=== ROWS ===
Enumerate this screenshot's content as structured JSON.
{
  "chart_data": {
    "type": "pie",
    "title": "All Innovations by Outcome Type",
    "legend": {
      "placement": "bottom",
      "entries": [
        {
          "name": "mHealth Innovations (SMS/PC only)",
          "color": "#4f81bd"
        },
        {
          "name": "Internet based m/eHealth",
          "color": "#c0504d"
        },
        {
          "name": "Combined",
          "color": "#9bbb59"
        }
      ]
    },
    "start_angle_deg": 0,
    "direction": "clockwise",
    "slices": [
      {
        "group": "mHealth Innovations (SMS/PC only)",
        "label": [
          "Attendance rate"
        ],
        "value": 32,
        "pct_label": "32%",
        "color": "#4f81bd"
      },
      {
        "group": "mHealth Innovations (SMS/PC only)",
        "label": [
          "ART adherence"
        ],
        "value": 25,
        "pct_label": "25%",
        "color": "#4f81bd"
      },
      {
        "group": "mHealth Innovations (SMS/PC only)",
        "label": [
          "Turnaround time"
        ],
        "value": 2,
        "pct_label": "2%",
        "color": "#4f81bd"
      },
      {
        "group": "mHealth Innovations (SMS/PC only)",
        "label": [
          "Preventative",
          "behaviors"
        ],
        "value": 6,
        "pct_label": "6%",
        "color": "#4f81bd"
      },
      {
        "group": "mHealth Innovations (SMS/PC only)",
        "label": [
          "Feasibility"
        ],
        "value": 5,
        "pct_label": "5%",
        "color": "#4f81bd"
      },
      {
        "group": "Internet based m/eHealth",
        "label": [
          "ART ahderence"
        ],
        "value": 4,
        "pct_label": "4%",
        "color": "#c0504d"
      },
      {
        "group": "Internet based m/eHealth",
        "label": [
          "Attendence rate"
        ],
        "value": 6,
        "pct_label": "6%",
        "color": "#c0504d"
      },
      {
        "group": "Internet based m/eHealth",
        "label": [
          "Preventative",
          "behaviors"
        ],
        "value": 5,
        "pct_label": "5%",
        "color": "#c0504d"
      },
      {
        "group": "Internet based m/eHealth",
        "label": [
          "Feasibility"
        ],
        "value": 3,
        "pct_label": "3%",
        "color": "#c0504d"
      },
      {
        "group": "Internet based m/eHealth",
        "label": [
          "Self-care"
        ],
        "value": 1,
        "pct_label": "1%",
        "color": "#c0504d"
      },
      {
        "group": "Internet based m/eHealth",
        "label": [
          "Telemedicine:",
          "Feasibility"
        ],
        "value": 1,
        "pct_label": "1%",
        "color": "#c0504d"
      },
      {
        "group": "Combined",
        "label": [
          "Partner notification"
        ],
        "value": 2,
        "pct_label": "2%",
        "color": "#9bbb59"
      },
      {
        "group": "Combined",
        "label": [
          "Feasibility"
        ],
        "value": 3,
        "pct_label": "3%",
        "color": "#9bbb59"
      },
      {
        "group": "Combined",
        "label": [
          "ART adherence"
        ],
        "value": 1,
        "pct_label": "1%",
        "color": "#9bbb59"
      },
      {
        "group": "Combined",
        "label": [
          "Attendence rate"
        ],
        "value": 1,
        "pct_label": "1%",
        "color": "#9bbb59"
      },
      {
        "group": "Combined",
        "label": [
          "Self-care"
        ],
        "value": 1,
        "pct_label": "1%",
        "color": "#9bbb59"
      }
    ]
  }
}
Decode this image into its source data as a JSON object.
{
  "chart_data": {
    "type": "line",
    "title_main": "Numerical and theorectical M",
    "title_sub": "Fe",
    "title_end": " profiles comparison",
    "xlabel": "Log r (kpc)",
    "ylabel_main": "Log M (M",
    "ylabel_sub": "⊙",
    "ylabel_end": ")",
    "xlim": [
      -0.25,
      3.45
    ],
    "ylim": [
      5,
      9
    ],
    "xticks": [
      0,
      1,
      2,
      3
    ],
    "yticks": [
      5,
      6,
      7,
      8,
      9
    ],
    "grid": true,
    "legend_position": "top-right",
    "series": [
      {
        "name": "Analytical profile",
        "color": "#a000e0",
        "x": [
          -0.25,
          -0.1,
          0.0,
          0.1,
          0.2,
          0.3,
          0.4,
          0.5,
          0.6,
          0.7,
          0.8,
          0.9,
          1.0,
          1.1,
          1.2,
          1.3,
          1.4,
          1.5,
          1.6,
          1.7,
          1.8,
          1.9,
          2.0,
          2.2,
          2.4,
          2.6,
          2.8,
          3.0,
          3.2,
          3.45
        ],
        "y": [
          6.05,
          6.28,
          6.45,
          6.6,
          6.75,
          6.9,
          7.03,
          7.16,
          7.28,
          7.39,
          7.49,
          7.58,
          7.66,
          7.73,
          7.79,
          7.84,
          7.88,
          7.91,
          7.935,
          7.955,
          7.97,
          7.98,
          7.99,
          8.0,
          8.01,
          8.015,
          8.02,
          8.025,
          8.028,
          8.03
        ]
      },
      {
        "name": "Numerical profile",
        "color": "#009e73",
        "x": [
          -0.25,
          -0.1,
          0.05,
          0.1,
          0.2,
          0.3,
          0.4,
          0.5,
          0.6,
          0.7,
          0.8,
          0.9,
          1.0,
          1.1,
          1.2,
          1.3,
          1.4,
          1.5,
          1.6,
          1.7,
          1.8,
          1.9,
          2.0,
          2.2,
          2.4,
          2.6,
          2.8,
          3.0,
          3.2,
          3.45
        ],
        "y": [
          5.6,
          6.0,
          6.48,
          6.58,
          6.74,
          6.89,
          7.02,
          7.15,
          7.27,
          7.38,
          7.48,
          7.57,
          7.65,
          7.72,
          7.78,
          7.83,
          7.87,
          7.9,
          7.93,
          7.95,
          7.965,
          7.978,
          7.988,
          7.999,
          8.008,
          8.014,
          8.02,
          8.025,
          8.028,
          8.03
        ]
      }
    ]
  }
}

=== EXERCISE DETAILS ===
Copy every line from the entries that contains the word "name".

=== EXPECTED OUTPUT ===
          "name": "mHealth Innovations (SMS/PC only)",
          "name": "Internet based m/eHealth",
          "name": "Combined",
        "name": "Analytical profile",
        "name": "Numerical profile",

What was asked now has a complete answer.